GOAL:
Return all of the data exactly as given.
— start —
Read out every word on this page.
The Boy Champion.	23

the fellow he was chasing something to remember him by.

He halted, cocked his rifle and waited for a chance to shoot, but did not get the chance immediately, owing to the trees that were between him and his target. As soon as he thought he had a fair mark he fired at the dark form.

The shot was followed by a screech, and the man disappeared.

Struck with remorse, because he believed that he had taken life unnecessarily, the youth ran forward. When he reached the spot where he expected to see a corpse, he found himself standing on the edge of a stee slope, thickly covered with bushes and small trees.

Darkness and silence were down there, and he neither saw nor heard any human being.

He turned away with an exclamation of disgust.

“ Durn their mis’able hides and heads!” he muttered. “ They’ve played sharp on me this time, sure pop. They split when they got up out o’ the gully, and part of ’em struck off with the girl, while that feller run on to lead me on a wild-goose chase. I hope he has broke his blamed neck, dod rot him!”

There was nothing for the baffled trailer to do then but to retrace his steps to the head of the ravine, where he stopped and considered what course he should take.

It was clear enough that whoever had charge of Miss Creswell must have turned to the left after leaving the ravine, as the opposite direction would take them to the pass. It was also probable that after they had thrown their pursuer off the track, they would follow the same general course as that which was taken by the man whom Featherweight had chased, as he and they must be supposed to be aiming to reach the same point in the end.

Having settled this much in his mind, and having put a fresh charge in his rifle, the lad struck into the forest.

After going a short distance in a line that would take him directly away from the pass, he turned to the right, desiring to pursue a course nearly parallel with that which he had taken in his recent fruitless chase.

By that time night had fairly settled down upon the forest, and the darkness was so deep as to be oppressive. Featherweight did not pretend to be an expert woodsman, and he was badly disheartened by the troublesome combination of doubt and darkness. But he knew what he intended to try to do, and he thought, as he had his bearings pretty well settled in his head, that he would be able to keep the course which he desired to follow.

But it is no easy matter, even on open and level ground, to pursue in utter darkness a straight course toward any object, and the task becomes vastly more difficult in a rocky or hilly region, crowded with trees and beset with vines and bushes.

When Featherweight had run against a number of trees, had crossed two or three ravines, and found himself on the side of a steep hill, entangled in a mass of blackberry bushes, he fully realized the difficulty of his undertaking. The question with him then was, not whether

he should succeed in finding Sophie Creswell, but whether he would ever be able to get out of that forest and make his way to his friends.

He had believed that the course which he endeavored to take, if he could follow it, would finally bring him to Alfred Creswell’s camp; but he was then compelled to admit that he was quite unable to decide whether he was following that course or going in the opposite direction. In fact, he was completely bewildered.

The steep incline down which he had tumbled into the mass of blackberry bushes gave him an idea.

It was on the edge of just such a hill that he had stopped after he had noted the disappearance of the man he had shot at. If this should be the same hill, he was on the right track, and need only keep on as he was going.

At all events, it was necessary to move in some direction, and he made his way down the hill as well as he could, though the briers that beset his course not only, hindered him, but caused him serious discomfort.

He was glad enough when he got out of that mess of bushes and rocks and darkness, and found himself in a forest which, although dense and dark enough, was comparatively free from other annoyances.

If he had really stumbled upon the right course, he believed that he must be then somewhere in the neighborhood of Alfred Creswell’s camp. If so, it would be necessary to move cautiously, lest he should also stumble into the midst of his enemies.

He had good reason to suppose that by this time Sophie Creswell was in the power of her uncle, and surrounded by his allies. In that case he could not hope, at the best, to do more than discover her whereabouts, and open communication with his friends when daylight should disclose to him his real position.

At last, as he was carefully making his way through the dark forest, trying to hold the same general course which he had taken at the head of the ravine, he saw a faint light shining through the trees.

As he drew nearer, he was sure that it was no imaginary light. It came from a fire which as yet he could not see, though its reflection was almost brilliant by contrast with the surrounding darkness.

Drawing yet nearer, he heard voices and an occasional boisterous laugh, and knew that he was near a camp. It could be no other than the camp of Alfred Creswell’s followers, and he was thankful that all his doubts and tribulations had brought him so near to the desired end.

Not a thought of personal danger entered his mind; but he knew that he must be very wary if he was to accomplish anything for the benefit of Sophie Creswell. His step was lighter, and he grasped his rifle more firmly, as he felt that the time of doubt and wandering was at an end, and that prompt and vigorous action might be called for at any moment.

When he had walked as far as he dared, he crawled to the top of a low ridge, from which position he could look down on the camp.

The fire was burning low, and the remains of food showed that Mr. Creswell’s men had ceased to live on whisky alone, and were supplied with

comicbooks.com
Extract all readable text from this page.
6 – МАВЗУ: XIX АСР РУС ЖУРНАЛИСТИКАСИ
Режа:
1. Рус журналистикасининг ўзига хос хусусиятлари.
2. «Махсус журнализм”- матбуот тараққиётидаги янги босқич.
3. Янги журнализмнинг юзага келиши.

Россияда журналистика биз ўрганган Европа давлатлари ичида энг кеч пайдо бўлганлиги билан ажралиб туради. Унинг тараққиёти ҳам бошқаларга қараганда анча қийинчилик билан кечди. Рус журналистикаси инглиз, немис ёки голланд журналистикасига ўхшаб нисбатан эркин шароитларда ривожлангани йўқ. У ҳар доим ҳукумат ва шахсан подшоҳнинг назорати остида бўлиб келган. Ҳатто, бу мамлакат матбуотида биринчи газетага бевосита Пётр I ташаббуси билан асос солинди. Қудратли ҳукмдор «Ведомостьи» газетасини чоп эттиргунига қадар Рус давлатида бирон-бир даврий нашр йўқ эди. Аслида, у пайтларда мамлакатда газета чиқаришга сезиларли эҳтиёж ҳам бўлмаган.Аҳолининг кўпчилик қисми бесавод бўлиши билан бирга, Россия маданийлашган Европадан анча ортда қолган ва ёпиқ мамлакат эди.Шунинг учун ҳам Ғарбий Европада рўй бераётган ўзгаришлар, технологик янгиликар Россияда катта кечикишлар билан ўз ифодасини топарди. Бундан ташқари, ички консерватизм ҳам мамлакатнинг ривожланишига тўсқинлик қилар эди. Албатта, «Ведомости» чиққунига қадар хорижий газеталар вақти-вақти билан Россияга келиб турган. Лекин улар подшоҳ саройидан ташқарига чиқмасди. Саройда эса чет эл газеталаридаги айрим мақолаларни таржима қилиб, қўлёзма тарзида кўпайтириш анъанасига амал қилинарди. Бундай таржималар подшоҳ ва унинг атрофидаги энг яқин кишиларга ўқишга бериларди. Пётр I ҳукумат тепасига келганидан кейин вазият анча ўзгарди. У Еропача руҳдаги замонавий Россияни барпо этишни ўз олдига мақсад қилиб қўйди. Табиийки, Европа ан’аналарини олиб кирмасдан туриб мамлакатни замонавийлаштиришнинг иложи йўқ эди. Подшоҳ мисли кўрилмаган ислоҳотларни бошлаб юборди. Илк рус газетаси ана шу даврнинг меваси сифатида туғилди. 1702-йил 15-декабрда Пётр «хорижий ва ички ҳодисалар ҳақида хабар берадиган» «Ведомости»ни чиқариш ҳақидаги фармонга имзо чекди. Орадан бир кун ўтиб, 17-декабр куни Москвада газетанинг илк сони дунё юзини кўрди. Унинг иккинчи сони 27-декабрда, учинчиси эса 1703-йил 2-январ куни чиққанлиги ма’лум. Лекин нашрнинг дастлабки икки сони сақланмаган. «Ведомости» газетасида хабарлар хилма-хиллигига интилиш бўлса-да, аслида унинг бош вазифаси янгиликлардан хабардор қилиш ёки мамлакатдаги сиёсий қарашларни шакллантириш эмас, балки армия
— end —
EXERCISE ANSWER:
Read out every word on this page.
The Boy Champion.	23

the fellow he was chasing something to remember him by.

He halted, cocked his rifle and waited for a chance to shoot, but did not get the chance immediately, owing to the trees that were between him and his target. As soon as he thought he had a fair mark he fired at the dark form.

The shot was followed by a screech, and the man disappeared.

Struck with remorse, because he believed that he had taken life unnecessarily, the youth ran forward. When he reached the spot where he expected to see a corpse, he found himself standing on the edge of a stee slope, thickly covered with bushes and small trees.

Darkness and silence were down there, and he neither saw nor heard any human being.

He turned away with an exclamation of disgust.

“ Durn their mis’able hides and heads!” he muttered. “ They’ve played sharp on me this time, sure pop. They split when they got up out o’ the gully, and part of ’em struck off with the girl, while that feller run on to lead me on a wild-goose chase. I hope he has broke his blamed neck, dod rot him!”

There was nothing for the baffled trailer to do then but to retrace his steps to the head of the ravine, where he stopped and considered what course he should take.

It was clear enough that whoever had charge of Miss Creswell must have turned to the left after leaving the ravine, as the opposite direction would take them to the pass. It was also probable that after they had thrown their pursuer off the track, they would follow the same general course as that which was taken by the man whom Featherweight had chased, as he and they must be supposed to be aiming to reach the same point in the end.

Having settled this much in his mind, and having put a fresh charge in his rifle, the lad struck into the forest.

After going a short distance in a line that would take him directly away from the pass, he turned to the right, desiring to pursue a course nearly parallel with that which he had taken in his recent fruitless chase.

By that time night had fairly settled down upon the forest, and the darkness was so deep as to be oppressive. Featherweight did not pretend to be an expert woodsman, and he was badly disheartened by the troublesome combination of doubt and darkness. But he knew what he intended to try to do, and he thought, as he had his bearings pretty well settled in his head, that he would be able to keep the course which he desired to follow.

But it is no easy matter, even on open and level ground, to pursue in utter darkness a straight course toward any object, and the task becomes vastly more difficult in a rocky or hilly region, crowded with trees and beset with vines and bushes.

When Featherweight had run against a number of trees, had crossed two or three ravines, and found himself on the side of a steep hill, entangled in a mass of blackberry bushes, he fully realized the difficulty of his undertaking. The question with him then was, not whether

he should succeed in finding Sophie Creswell, but whether he would ever be able to get out of that forest and make his way to his friends.

He had believed that the course which he endeavored to take, if he could follow it, would finally bring him to Alfred Creswell’s camp; but he was then compelled to admit that he was quite unable to decide whether he was following that course or going in the opposite direction. In fact, he was completely bewildered.

The steep incline down which he had tumbled into the mass of blackberry bushes gave him an idea.

It was on the edge of just such a hill that he had stopped after he had noted the disappearance of the man he had shot at. If this should be the same hill, he was on the right track, and need only keep on as he was going.

At all events, it was necessary to move in some direction, and he made his way down the hill as well as he could, though the briers that beset his course not only, hindered him, but caused him serious discomfort.

He was glad enough when he got out of that mess of bushes and rocks and darkness, and found himself in a forest which, although dense and dark enough, was comparatively free from other annoyances.

If he had really stumbled upon the right course, he believed that he must be then somewhere in the neighborhood of Alfred Creswell’s camp. If so, it would be necessary to move cautiously, lest he should also stumble into the midst of his enemies.

He had good reason to suppose that by this time Sophie Creswell was in the power of her uncle, and surrounded by his allies. In that case he could not hope, at the best, to do more than discover her whereabouts, and open communication with his friends when daylight should disclose to him his real position.

At last, as he was carefully making his way through the dark forest, trying to hold the same general course which he had taken at the head of the ravine, he saw a faint light shining through the trees.

As he drew nearer, he was sure that it was no imaginary light. It came from a fire which as yet he could not see, though its reflection was almost brilliant by contrast with the surrounding darkness.

Drawing yet nearer, he heard voices and an occasional boisterous laugh, and knew that he was near a camp. It could be no other than the camp of Alfred Creswell’s followers, and he was thankful that all his doubts and tribulations had brought him so near to the desired end.

Not a thought of personal danger entered his mind; but he knew that he must be very wary if he was to accomplish anything for the benefit of Sophie Creswell. His step was lighter, and he grasped his rifle more firmly, as he felt that the time of doubt and wandering was at an end, and that prompt and vigorous action might be called for at any moment.

When he had walked as far as he dared, he crawled to the top of a low ridge, from which position he could look down on the camp.

The fire was burning low, and the remains of food showed that Mr. Creswell’s men had ceased to live on whisky alone, and were supplied with

comicbooks.com
Extract all readable text from this page.
6 – МАВЗУ: XIX АСР РУС ЖУРНАЛИСТИКАСИ
Режа:
1. Рус журналистикасининг ўзига хос хусусиятлари.
2. «Махсус журнализм”- матбуот тараққиётидаги янги босқич.
3. Янги журнализмнинг юзага келиши.

Россияда журналистика биз ўрганган Европа давлатлари ичида энг кеч пайдо бўлганлиги билан ажралиб туради. Унинг тараққиёти ҳам бошқаларга қараганда анча қийинчилик билан кечди. Рус журналистикаси инглиз, немис ёки голланд журналистикасига ўхшаб нисбатан эркин шароитларда ривожлангани йўқ. У ҳар доим ҳукумат ва шахсан подшоҳнинг назорати остида бўлиб келган. Ҳатто, бу мамлакат матбуотида биринчи газетага бевосита Пётр I ташаббуси билан асос солинди. Қудратли ҳукмдор «Ведомостьи» газетасини чоп эттиргунига қадар Рус давлатида бирон-бир даврий нашр йўқ эди. Аслида, у пайтларда мамлакатда газета чиқаришга сезиларли эҳтиёж ҳам бўлмаган.Аҳолининг кўпчилик қисми бесавод бўлиши билан бирга, Россия маданийлашган Европадан анча ортда қолган ва ёпиқ мамлакат эди.Шунинг учун ҳам Ғарбий Европада рўй бераётган ўзгаришлар, технологик янгиликар Россияда катта кечикишлар билан ўз ифодасини топарди. Бундан ташқари, ички консерватизм ҳам мамлакатнинг ривожланишига тўсқинлик қилар эди. Албатта, «Ведомости» чиққунига қадар хорижий газеталар вақти-вақти билан Россияга келиб турган. Лекин улар подшоҳ саройидан ташқарига чиқмасди. Саройда эса чет эл газеталаридаги айрим мақолаларни таржима қилиб, қўлёзма тарзида кўпайтириш анъанасига амал қилинарди. Бундай таржималар подшоҳ ва унинг атрофидаги энг яқин кишиларга ўқишга бериларди. Пётр I ҳукумат тепасига келганидан кейин вазият анча ўзгарди. У Еропача руҳдаги замонавий Россияни барпо этишни ўз олдига мақсад қилиб қўйди. Табиийки, Европа ан’аналарини олиб кирмасдан туриб мамлакатни замонавийлаштиришнинг иложи йўқ эди. Подшоҳ мисли кўрилмаган ислоҳотларни бошлаб юборди. Илк рус газетаси ана шу даврнинг меваси сифатида туғилди. 1702-йил 15-декабрда Пётр «хорижий ва ички ҳодисалар ҳақида хабар берадиган» «Ведомости»ни чиқариш ҳақидаги фармонга имзо чекди. Орадан бир кун ўтиб, 17-декабр куни Москвада газетанинг илк сони дунё юзини кўрди. Унинг иккинчи сони 27-декабрда, учинчиси эса 1703-йил 2-январ куни чиққанлиги ма’лум. Лекин нашрнинг дастлабки икки сони сақланмаган. «Ведомости» газетасида хабарлар хилма-хиллигига интилиш бўлса-да, аслида унинг бош вазифаси янгиликлардан хабардор қилиш ёки мамлакатдаги сиёсий қарашларни шакллантириш эмас, балки армия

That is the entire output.